━━━━━ Recorded information

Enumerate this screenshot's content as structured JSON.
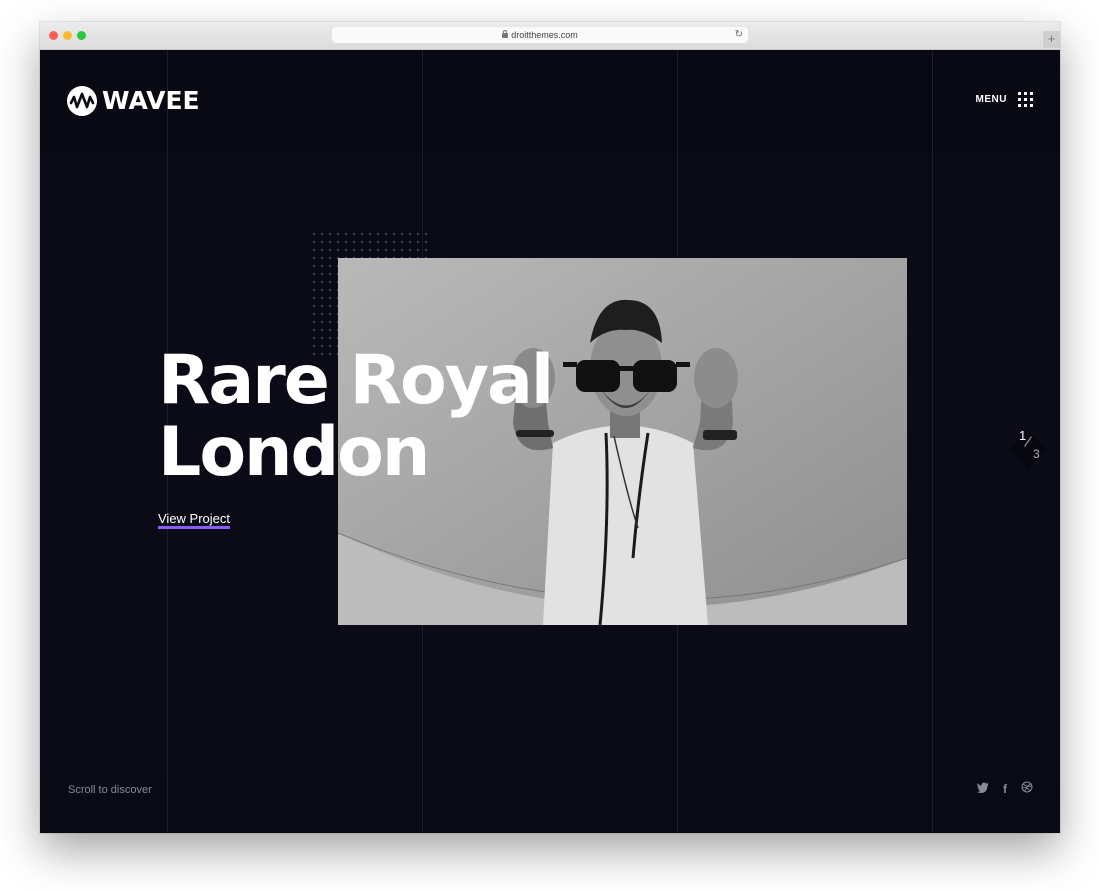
{
  "browser": {
    "url": "droitthemes.com",
    "reload_icon": "reload-icon",
    "new_tab_icon": "plus-icon",
    "new_tab_glyph": "+"
  },
  "site": {
    "logo_text": "WAVEE",
    "menu_label": "MENU"
  },
  "hero": {
    "title_line1": "Rare Royal",
    "title_line2": "London",
    "cta_label": "View Project",
    "cta_underline_color": "#8b5cf6"
  },
  "slider": {
    "current": "1",
    "total": "3"
  },
  "footer": {
    "scroll_text": "Scroll to discover",
    "social": [
      {
        "icon": "twitter-icon",
        "glyph": "🐦"
      },
      {
        "icon": "facebook-icon",
        "glyph": "f"
      },
      {
        "icon": "dribbble-icon",
        "glyph": "◎"
      }
    ]
  },
  "colors": {
    "background": "#0b0b18",
    "text": "#ffffff",
    "muted": "#8a8a96",
    "accent": "#8b5cf6"
  }
}
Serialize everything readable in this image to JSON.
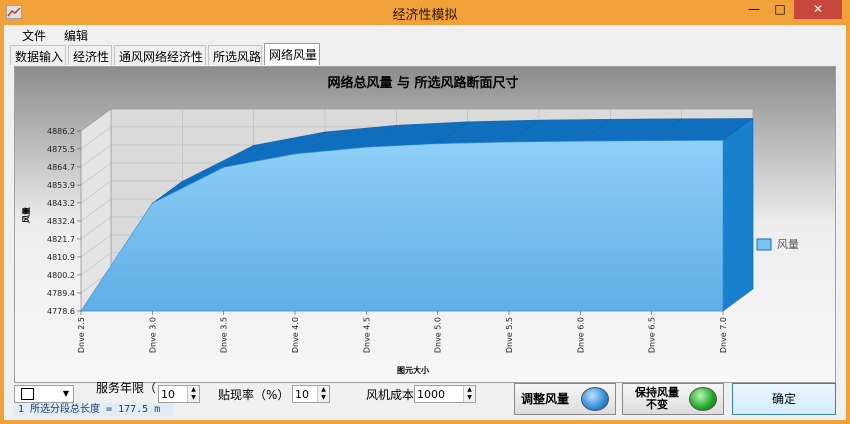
{
  "window": {
    "title": "经济性模拟",
    "minimize_glyph": "—",
    "maximize_glyph": "□",
    "close_glyph": "✕"
  },
  "menu": [
    "文件",
    "编辑"
  ],
  "tabs": [
    "数据输入",
    "经济性",
    "通风网络经济性",
    "所选风路",
    "网络风量"
  ],
  "active_tab": "网络风量",
  "chart_data": {
    "type": "area",
    "title": "网络总风量 与 所选风路断面尺寸",
    "xlabel": "图元大小",
    "ylabel": "风量",
    "categories": [
      "Dnve 2.5",
      "Dnve 3.0",
      "Dnve 3.5",
      "Dnve 4.0",
      "Dnve 4.5",
      "Dnve 5.0",
      "Dnve 5.5",
      "Dnve 6.0",
      "Dnve 6.5",
      "Dnve 7.0"
    ],
    "x": [
      2.5,
      3.0,
      3.5,
      4.0,
      4.5,
      5.0,
      5.5,
      6.0,
      6.5,
      7.0
    ],
    "yticks": [
      4778.6,
      4789.4,
      4800.2,
      4810.9,
      4821.7,
      4832.4,
      4843.2,
      4853.9,
      4864.7,
      4875.5,
      4886.2
    ],
    "ylim": [
      4778.6,
      4886.2
    ],
    "series": [
      {
        "name": "风量",
        "values": [
          4778.6,
          4843.0,
          4864.5,
          4872.5,
          4876.5,
          4878.6,
          4879.6,
          4880.1,
          4880.4,
          4880.6
        ]
      }
    ],
    "legend_position": "right",
    "three_d": true,
    "grid": true,
    "colors": {
      "front": "#7ec3ef",
      "top": "#0f6fbe",
      "side": "#1880cc",
      "back_wall": "#dadada",
      "floor": "#cfcfcf"
    }
  },
  "controls": {
    "line_color_swatch": "#ffffff",
    "service_years": {
      "label": "服务年限（",
      "value": "10"
    },
    "discount_rate": {
      "label": "贴现率（%）",
      "value": "10"
    },
    "fan_cost": {
      "label": "风机成本",
      "value": "1000"
    },
    "status": "1 所选分段总长度 = 177.5 m",
    "adjust_airflow_button": "调整风量",
    "keep_airflow_button": [
      "保持风量",
      "不变"
    ],
    "ok_button": "确定",
    "lamp_colors": {
      "adjust": "#2f8ad8",
      "keep": "#1fa526"
    }
  }
}
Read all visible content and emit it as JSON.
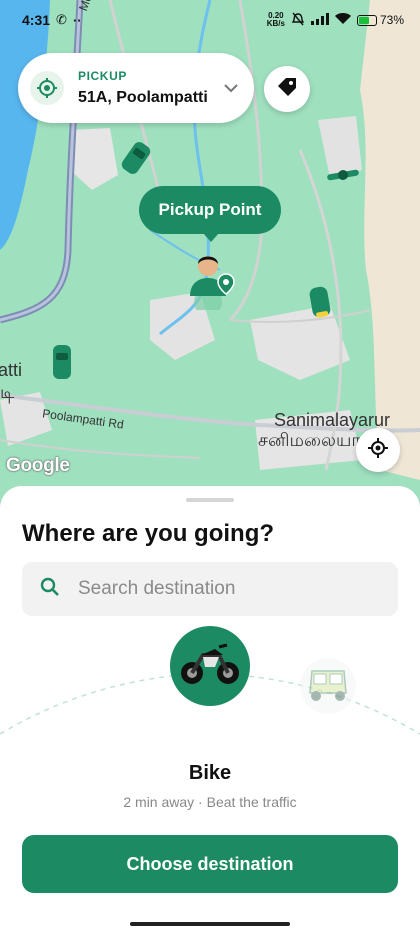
{
  "status_bar": {
    "time": "4:31",
    "net_speed_value": "0.20",
    "net_speed_unit": "KB/s",
    "battery": "73",
    "battery_level": 0.73
  },
  "pickup": {
    "label": "PICKUP",
    "address": "51A, Poolampatti"
  },
  "map": {
    "pickup_bubble": "Pickup Point",
    "labels": {
      "road_top": "Mettur",
      "road_poolampatti": "Poolampatti Rd",
      "town": "Sanimalayarur",
      "town_tamil": "சனிமலையார்",
      "left_partial": "atti",
      "left_partial_tamil": "டி",
      "google": "Google"
    }
  },
  "sheet": {
    "title": "Where are you going?",
    "search_placeholder": "Search destination",
    "vehicle_name": "Bike",
    "vehicle_subtitle": "2 min away · Beat the traffic",
    "cta_label": "Choose destination"
  },
  "colors": {
    "brand": "#1c8b63",
    "map_green": "#9fe0bf",
    "water": "#58b6ee"
  },
  "icons": [
    "call-icon",
    "more-icon",
    "mute-icon",
    "signal-icon",
    "wifi-icon",
    "battery-icon",
    "location-pin-icon",
    "chevron-down-icon",
    "tag-icon",
    "my-location-icon",
    "search-icon",
    "bike-icon",
    "auto-rickshaw-icon"
  ]
}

━━━━━━━━━━

▶ [What to produce]
Write the records above out again exactly, with no pictures in your copy.

▶ [Output of the exercise]
Enumerate this screenshot's content as structured JSON.
{
  "browser": {
    "url": "droitthemes.com",
    "reload_icon": "reload-icon",
    "new_tab_icon": "plus-icon",
    "new_tab_glyph": "+"
  },
  "site": {
    "logo_text": "WAVEE",
    "menu_label": "MENU"
  },
  "hero": {
    "title_line1": "Rare Royal",
    "title_line2": "London",
    "cta_label": "View Project",
    "cta_underline_color": "#8b5cf6"
  },
  "slider": {
    "current": "1",
    "total": "3"
  },
  "footer": {
    "scroll_text": "Scroll to discover",
    "social": [
      {
        "icon": "twitter-icon",
        "glyph": "🐦"
      },
      {
        "icon": "facebook-icon",
        "glyph": "f"
      },
      {
        "icon": "dribbble-icon",
        "glyph": "◎"
      }
    ]
  },
  "colors": {
    "background": "#0b0b18",
    "text": "#ffffff",
    "muted": "#8a8a96",
    "accent": "#8b5cf6"
  }
}
Serialize everything readable in this image to JSON.
{
  "window": {
    "title": "经济性模拟",
    "minimize_glyph": "—",
    "maximize_glyph": "□",
    "close_glyph": "✕"
  },
  "menu": [
    "文件",
    "编辑"
  ],
  "tabs": [
    "数据输入",
    "经济性",
    "通风网络经济性",
    "所选风路",
    "网络风量"
  ],
  "active_tab": "网络风量",
  "chart_data": {
    "type": "area",
    "title": "网络总风量 与 所选风路断面尺寸",
    "xlabel": "图元大小",
    "ylabel": "风量",
    "categories": [
      "Dnve 2.5",
      "Dnve 3.0",
      "Dnve 3.5",
      "Dnve 4.0",
      "Dnve 4.5",
      "Dnve 5.0",
      "Dnve 5.5",
      "Dnve 6.0",
      "Dnve 6.5",
      "Dnve 7.0"
    ],
    "x": [
      2.5,
      3.0,
      3.5,
      4.0,
      4.5,
      5.0,
      5.5,
      6.0,
      6.5,
      7.0
    ],
    "yticks": [
      4778.6,
      4789.4,
      4800.2,
      4810.9,
      4821.7,
      4832.4,
      4843.2,
      4853.9,
      4864.7,
      4875.5,
      4886.2
    ],
    "ylim": [
      4778.6,
      4886.2
    ],
    "series": [
      {
        "name": "风量",
        "values": [
          4778.6,
          4843.0,
          4864.5,
          4872.5,
          4876.5,
          4878.6,
          4879.6,
          4880.1,
          4880.4,
          4880.6
        ]
      }
    ],
    "legend_position": "right",
    "three_d": true,
    "grid": true,
    "colors": {
      "front": "#7ec3ef",
      "top": "#0f6fbe",
      "side": "#1880cc",
      "back_wall": "#dadada",
      "floor": "#cfcfcf"
    }
  },
  "controls": {
    "line_color_swatch": "#ffffff",
    "service_years": {
      "label": "服务年限（",
      "value": "10"
    },
    "discount_rate": {
      "label": "贴现率（%）",
      "value": "10"
    },
    "fan_cost": {
      "label": "风机成本",
      "value": "1000"
    },
    "status": "1 所选分段总长度 = 177.5 m",
    "adjust_airflow_button": "调整风量",
    "keep_airflow_button": [
      "保持风量",
      "不变"
    ],
    "ok_button": "确定",
    "lamp_colors": {
      "adjust": "#2f8ad8",
      "keep": "#1fa526"
    }
  }
}
Read all visible content and emit it as JSON.
{
  "status_bar": {
    "time": "4:31",
    "net_speed_value": "0.20",
    "net_speed_unit": "KB/s",
    "battery": "73",
    "battery_level": 0.73
  },
  "pickup": {
    "label": "PICKUP",
    "address": "51A, Poolampatti"
  },
  "map": {
    "pickup_bubble": "Pickup Point",
    "labels": {
      "road_top": "Mettur",
      "road_poolampatti": "Poolampatti Rd",
      "town": "Sanimalayarur",
      "town_tamil": "சனிமலையார்",
      "left_partial": "atti",
      "left_partial_tamil": "டி",
      "google": "Google"
    }
  },
  "sheet": {
    "title": "Where are you going?",
    "search_placeholder": "Search destination",
    "vehicle_name": "Bike",
    "vehicle_subtitle": "2 min away · Beat the traffic",
    "cta_label": "Choose destination"
  },
  "colors": {
    "brand": "#1c8b63",
    "map_green": "#9fe0bf",
    "water": "#58b6ee"
  },
  "icons": [
    "call-icon",
    "more-icon",
    "mute-icon",
    "signal-icon",
    "wifi-icon",
    "battery-icon",
    "location-pin-icon",
    "chevron-down-icon",
    "tag-icon",
    "my-location-icon",
    "search-icon",
    "bike-icon",
    "auto-rickshaw-icon"
  ]
}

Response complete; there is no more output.